Directions for this task. Locate each line in the records containing "strongly". Copy it.
==== Extracted information
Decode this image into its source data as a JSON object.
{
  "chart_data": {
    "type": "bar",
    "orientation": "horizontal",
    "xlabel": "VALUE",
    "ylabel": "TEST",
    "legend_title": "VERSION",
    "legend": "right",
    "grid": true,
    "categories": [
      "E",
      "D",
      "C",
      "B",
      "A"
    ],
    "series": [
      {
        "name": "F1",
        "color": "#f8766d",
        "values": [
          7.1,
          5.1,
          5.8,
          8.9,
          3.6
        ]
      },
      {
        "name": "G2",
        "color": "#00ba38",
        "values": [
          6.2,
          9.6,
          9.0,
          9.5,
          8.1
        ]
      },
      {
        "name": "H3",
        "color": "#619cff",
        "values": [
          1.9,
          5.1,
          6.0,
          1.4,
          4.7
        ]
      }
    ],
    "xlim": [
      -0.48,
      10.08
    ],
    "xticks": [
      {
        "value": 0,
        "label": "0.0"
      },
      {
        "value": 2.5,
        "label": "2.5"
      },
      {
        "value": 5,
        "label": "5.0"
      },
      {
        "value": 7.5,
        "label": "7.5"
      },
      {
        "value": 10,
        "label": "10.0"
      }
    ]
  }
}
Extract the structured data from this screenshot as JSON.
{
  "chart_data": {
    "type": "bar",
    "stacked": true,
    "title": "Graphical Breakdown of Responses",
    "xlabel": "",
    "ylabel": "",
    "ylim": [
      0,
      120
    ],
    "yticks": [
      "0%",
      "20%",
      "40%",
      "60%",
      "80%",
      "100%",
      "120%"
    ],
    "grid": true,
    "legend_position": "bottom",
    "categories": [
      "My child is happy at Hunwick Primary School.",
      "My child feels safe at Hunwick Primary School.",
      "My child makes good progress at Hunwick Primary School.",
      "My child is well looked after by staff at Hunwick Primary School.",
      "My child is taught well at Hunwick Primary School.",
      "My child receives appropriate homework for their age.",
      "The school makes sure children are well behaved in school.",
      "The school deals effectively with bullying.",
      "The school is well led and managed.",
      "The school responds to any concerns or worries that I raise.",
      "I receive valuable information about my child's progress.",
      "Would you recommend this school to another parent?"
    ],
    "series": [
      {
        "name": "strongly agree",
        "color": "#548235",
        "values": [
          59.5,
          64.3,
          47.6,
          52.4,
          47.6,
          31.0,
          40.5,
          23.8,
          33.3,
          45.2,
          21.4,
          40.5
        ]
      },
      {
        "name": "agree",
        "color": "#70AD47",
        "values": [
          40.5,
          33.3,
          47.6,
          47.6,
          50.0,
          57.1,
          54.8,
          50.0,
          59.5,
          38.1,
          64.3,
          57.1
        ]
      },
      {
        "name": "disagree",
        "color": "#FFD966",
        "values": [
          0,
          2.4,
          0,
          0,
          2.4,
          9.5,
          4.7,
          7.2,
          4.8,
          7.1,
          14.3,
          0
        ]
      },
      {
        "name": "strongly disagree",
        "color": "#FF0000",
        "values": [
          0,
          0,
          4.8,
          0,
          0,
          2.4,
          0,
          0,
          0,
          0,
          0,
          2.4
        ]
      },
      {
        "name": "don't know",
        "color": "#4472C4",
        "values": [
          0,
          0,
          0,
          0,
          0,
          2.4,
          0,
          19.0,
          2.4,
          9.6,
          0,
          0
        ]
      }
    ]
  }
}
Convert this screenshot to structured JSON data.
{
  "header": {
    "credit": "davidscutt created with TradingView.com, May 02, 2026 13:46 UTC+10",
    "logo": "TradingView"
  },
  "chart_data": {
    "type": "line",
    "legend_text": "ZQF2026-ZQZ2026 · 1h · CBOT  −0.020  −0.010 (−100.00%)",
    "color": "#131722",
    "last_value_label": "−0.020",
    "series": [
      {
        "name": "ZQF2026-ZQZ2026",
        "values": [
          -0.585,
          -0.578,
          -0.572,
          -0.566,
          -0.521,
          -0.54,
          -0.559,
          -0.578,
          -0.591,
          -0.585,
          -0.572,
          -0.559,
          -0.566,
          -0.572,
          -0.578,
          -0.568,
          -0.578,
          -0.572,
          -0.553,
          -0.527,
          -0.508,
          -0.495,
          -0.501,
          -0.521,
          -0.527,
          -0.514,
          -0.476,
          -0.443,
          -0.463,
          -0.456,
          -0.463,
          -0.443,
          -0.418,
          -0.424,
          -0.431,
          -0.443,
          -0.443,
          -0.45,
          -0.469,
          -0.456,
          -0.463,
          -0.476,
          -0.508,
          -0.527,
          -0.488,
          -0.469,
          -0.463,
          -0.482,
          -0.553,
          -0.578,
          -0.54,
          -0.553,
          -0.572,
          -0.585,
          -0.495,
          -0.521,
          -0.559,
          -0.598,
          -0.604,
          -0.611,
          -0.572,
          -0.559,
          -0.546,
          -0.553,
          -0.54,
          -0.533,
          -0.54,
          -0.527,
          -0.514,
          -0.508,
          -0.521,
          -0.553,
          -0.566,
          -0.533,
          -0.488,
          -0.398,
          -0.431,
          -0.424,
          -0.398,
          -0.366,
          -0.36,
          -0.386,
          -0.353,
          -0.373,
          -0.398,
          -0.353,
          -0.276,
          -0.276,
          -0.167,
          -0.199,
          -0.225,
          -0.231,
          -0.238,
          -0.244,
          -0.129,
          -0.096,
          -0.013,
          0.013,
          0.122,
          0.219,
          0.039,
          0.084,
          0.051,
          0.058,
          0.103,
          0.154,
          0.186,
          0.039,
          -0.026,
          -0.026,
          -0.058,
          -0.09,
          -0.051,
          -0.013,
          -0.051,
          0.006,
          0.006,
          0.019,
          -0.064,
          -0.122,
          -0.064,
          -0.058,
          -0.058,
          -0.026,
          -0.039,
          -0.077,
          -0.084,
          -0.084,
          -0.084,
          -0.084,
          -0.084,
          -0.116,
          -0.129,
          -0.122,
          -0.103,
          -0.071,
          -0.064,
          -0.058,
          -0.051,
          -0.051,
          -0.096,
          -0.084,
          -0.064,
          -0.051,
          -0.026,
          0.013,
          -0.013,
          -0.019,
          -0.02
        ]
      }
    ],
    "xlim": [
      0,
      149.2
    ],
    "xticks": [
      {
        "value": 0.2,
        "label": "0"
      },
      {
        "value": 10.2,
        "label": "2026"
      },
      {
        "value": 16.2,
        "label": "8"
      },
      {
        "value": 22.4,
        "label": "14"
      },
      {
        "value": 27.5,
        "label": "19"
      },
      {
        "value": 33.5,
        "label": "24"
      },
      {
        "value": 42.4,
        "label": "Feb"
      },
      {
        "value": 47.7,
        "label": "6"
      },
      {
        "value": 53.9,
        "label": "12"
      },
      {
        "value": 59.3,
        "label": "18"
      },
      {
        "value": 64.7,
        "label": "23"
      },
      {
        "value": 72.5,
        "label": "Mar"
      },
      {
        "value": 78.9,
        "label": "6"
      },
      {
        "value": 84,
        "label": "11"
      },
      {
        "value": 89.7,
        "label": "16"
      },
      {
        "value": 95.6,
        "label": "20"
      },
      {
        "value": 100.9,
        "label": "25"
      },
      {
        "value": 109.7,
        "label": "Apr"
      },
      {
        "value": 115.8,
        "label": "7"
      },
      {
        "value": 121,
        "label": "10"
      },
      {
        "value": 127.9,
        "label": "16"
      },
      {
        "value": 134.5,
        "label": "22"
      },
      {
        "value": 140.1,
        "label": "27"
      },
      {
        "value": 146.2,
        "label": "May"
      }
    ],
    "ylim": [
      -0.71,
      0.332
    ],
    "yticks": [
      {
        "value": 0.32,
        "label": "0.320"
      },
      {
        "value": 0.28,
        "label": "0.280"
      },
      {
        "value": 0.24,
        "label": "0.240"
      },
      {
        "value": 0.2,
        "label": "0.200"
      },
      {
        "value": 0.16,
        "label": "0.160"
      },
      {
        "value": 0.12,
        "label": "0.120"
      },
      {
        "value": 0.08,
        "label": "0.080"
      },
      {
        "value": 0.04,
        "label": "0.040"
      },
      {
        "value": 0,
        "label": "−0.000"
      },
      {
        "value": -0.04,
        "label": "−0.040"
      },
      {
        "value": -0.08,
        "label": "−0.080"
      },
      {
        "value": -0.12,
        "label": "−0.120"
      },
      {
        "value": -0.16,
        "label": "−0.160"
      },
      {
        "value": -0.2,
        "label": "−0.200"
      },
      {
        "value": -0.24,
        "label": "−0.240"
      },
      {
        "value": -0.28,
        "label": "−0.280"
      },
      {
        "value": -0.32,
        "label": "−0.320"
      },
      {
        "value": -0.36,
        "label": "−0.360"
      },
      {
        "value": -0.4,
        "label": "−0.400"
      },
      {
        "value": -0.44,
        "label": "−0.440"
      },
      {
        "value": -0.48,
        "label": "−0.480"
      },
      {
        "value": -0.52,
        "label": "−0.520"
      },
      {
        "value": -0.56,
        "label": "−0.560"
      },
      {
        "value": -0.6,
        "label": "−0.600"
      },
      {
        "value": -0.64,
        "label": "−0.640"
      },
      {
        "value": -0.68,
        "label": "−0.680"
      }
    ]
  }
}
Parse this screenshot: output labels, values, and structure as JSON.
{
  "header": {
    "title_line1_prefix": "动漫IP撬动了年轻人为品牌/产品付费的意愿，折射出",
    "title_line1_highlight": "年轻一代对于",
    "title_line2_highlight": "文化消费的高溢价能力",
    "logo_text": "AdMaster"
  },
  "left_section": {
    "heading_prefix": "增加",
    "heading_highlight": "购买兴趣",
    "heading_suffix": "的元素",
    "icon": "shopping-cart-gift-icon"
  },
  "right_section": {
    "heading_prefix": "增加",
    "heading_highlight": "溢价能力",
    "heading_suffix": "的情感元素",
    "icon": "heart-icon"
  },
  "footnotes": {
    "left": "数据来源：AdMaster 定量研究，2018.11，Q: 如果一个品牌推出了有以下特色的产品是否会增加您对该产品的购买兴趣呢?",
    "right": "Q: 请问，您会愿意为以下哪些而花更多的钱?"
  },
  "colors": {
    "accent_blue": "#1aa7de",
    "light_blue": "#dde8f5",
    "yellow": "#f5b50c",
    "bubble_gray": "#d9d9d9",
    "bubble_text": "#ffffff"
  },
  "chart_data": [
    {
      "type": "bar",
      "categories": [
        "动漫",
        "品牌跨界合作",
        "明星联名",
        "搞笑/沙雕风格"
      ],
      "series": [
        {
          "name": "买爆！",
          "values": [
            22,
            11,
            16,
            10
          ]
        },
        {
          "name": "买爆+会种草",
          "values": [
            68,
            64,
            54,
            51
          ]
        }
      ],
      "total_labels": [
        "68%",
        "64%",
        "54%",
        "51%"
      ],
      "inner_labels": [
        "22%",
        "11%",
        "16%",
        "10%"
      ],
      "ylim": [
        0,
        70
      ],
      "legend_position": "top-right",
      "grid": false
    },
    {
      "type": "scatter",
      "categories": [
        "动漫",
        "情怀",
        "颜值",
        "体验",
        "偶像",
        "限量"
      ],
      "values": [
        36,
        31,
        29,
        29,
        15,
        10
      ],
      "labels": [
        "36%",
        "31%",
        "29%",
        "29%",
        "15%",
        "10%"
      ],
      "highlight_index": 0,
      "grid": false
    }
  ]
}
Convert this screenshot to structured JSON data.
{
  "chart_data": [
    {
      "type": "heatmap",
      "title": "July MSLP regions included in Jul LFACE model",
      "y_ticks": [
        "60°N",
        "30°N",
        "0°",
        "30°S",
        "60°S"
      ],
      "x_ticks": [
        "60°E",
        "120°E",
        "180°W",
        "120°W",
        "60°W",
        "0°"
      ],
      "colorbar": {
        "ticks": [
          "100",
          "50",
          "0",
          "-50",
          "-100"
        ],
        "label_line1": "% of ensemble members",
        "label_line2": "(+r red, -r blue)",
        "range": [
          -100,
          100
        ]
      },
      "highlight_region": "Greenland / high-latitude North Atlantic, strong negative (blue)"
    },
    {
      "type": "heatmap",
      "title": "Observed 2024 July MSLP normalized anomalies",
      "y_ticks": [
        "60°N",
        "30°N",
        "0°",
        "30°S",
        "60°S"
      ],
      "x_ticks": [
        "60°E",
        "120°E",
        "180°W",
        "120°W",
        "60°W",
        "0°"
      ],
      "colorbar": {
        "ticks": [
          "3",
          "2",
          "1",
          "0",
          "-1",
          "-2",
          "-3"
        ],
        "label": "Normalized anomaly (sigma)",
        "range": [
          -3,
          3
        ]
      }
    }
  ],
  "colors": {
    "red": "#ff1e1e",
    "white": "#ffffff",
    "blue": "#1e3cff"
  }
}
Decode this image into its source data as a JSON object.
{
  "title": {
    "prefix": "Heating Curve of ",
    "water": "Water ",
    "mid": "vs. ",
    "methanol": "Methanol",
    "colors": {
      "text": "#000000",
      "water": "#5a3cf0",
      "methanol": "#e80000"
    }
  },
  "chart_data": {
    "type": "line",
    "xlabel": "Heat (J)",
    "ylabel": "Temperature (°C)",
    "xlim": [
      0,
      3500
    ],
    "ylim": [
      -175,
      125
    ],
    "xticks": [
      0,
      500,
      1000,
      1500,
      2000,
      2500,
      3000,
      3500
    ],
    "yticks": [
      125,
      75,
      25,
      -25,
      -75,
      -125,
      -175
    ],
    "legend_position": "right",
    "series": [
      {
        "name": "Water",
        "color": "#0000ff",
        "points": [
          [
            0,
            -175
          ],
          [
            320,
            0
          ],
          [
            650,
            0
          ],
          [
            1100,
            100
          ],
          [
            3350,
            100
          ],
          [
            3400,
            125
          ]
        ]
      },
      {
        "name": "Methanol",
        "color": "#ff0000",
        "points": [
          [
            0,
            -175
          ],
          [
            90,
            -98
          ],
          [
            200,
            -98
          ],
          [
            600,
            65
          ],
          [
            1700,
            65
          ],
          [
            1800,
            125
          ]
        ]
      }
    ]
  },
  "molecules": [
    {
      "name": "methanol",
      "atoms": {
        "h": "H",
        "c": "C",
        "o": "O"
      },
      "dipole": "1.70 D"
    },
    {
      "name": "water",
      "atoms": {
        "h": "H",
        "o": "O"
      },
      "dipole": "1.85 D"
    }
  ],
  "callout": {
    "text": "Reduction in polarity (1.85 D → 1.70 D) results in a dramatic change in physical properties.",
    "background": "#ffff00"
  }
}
========
Solution.
        "name": "strongly agree",
        "name": "strongly disagree",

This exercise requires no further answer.